▸ **WHAT YOU WILL DO**: Count lines, not occurrences: give the number of lines holding the word "korrigieren", and nothing besides.

▸ **TASK INPUT**:
— begin —

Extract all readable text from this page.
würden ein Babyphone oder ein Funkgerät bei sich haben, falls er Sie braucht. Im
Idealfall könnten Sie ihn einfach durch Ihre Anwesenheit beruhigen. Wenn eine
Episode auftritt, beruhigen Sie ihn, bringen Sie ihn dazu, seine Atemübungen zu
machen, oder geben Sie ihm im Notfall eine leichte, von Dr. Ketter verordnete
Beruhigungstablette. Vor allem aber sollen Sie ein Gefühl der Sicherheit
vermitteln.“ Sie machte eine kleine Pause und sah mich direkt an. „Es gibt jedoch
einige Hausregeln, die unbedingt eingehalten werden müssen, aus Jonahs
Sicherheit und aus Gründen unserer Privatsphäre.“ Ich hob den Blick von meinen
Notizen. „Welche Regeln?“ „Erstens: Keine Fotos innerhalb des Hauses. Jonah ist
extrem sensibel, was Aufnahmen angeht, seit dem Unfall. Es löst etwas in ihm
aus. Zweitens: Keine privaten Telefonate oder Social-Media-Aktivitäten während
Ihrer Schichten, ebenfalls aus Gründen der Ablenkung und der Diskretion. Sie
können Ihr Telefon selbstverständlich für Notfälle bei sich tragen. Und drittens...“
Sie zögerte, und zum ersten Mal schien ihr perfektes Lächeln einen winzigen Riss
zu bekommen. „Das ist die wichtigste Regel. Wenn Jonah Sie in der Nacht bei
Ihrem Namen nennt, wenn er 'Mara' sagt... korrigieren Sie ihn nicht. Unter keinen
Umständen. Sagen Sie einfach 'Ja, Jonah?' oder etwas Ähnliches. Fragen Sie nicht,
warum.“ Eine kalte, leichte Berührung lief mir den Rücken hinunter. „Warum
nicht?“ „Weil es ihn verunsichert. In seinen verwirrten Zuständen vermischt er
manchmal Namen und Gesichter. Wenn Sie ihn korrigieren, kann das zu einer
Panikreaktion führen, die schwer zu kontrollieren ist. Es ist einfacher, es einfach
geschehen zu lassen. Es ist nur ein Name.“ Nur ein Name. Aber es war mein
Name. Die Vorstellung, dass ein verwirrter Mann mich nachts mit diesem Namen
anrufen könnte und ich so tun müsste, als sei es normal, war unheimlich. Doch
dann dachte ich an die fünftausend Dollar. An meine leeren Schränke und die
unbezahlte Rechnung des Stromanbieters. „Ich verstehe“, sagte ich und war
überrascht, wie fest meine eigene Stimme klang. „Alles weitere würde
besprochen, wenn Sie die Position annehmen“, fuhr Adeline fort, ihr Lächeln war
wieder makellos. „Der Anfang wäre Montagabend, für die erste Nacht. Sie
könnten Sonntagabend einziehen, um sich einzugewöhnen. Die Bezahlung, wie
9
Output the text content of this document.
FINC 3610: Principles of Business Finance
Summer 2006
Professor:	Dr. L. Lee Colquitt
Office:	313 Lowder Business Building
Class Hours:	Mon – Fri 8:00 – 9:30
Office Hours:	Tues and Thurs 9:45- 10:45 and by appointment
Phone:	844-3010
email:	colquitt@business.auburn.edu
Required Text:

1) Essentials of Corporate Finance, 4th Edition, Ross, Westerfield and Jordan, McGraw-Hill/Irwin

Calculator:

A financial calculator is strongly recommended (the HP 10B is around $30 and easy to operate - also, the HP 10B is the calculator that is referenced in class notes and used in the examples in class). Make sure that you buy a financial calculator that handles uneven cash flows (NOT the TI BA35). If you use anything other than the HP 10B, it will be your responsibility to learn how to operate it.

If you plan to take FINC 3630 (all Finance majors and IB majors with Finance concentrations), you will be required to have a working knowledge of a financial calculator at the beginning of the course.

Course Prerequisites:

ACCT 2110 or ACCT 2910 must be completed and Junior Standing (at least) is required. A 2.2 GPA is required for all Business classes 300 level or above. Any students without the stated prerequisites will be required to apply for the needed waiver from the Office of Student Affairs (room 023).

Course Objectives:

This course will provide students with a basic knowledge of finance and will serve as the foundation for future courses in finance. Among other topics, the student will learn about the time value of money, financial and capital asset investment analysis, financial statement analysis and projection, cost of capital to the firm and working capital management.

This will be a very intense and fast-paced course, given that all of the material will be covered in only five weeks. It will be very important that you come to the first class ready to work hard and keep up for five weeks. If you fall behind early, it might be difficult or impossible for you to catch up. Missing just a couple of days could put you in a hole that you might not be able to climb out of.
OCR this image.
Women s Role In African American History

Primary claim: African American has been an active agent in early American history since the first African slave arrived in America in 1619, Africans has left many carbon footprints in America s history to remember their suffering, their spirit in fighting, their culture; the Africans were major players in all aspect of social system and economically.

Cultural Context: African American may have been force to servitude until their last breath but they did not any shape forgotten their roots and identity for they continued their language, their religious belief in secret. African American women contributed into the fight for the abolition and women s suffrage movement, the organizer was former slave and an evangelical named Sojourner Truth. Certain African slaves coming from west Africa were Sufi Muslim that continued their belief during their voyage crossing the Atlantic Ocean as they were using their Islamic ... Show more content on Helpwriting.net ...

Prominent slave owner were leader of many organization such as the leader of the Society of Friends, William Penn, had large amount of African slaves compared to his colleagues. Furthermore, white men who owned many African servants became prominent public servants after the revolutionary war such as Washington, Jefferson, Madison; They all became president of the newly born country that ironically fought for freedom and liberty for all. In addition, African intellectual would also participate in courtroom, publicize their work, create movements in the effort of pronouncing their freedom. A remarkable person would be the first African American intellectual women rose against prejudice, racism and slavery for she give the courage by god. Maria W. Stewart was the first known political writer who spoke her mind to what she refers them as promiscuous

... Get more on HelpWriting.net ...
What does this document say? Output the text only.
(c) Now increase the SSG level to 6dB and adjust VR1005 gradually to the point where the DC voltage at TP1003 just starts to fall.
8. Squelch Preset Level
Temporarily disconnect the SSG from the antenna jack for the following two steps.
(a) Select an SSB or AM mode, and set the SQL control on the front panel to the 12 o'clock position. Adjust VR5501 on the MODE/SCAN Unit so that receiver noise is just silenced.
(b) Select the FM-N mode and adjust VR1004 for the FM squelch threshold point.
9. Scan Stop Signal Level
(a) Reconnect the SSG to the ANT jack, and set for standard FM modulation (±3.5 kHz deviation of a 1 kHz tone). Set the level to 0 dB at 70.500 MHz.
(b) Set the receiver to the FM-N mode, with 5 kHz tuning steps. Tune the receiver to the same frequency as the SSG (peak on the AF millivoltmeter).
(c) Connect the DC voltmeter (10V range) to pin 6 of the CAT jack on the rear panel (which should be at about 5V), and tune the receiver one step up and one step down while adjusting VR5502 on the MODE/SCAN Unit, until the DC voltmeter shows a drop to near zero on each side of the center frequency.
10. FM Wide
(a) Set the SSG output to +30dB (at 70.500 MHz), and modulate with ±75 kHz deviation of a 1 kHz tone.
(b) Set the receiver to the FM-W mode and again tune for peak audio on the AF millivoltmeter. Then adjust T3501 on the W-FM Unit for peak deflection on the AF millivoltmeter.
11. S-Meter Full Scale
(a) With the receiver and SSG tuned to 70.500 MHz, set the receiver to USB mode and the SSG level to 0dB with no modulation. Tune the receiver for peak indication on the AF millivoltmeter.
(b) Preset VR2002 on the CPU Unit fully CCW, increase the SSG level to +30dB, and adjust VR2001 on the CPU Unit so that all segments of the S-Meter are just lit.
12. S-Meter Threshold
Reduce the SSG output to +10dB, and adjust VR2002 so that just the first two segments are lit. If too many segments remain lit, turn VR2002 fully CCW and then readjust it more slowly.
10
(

— end —

▸ **TASK SOLUTION**: 2